* What is being asked:
Your task is to transcribe all of the data below exactly, omitting the images.

* Information supplied:
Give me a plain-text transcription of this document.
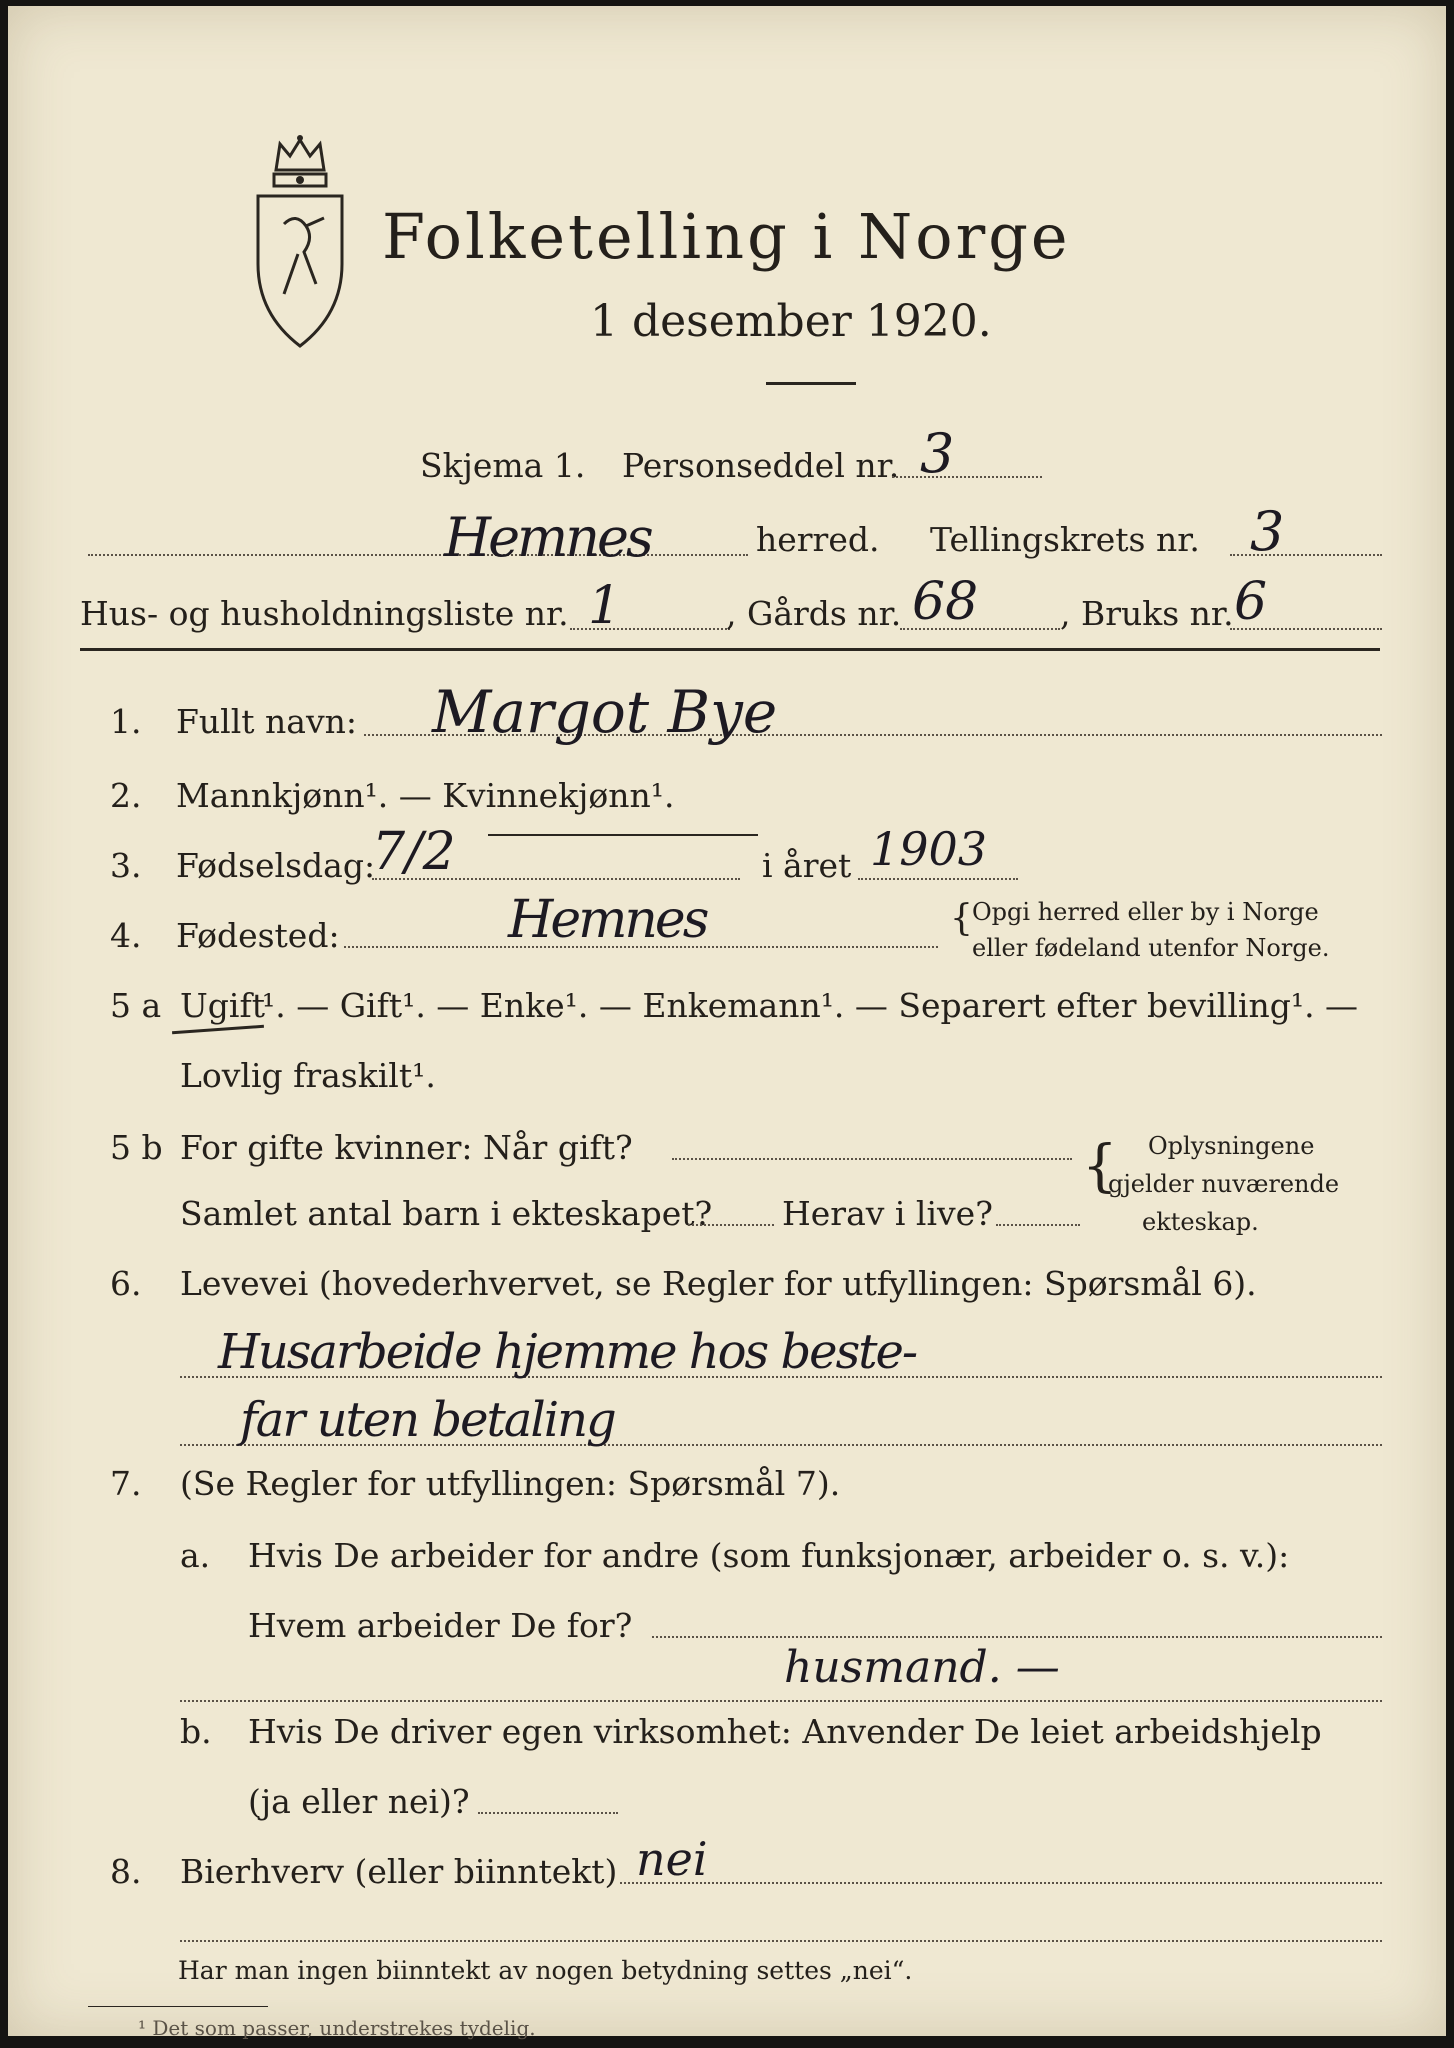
Folketelling i Norge
1 desember 1920.
Skjema 1. Personseddel nr. 3
Hemnes	herred. Tellingskrets nr. 3
Hus- og husholdningsliste nr. 1	, Gårds nr. 68 , Bruks nr. 6
1. Fullt navn: Margot Bye
2. Mannkjønn¹. — Kvinnekjønn¹.
3. Fødselsdag:
7/2	i året 1903
4. Fødested:	Hemnes	{ Opgi herred eller by i Norge
eller fødeland utenfor Norge.
5 a Ugift
¹. — Gift¹. — Enke¹. — Enkemann¹. — Separert efter bevilling¹. —
Lovlig fraskilt¹.
5 b For gifte kvinner: Når gift?
Samlet antal barn i ekteskapet? Herav i live?
{ Oplysningene
gjelder nuværende
ekteskap.
6. Levevei (hovederhvervet, se Regler for utfyllingen: Spørsmål 6).
Husarbeide hjemme hos beste-
far uten betaling
7. (Se Regler for utfyllingen: Spørsmål 7).
a. Hvis De arbeider for andre (som funksjonær, arbeider o. s. v.):
Hvem arbeider De for?
husmand. —
b. Hvis De driver egen virksomhet: Anvender De leiet arbeidshjelp
(ja eller nei)?
8. Bierhverv (eller biinntekt) nei
Har man ingen biinntekt av nogen betydning settes „nei“.
¹ Det som passer, understrekes tydelig.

* Final result:
Give me a plain-text transcription of this document.
Folketelling i Norge
1 desember 1920.
Skjema 1. Personseddel nr. 3
Hemnes	herred. Tellingskrets nr. 3
Hus- og husholdningsliste nr. 1	, Gårds nr. 68 , Bruks nr. 6
1. Fullt navn: Margot Bye
2. Mannkjønn¹. — Kvinnekjønn¹.
3. Fødselsdag:
7/2	i året 1903
4. Fødested:	Hemnes	{ Opgi herred eller by i Norge
eller fødeland utenfor Norge.
5 a Ugift
¹. — Gift¹. — Enke¹. — Enkemann¹. — Separert efter bevilling¹. —
Lovlig fraskilt¹.
5 b For gifte kvinner: Når gift?
Samlet antal barn i ekteskapet? Herav i live?
{ Oplysningene
gjelder nuværende
ekteskap.
6. Levevei (hovederhvervet, se Regler for utfyllingen: Spørsmål 6).
Husarbeide hjemme hos beste-
far uten betaling
7. (Se Regler for utfyllingen: Spørsmål 7).
a. Hvis De arbeider for andre (som funksjonær, arbeider o. s. v.):
Hvem arbeider De for?
husmand. —
b. Hvis De driver egen virksomhet: Anvender De leiet arbeidshjelp
(ja eller nei)?
8. Bierhverv (eller biinntekt) nei
Har man ingen biinntekt av nogen betydning settes „nei“.
¹ Det som passer, understrekes tydelig.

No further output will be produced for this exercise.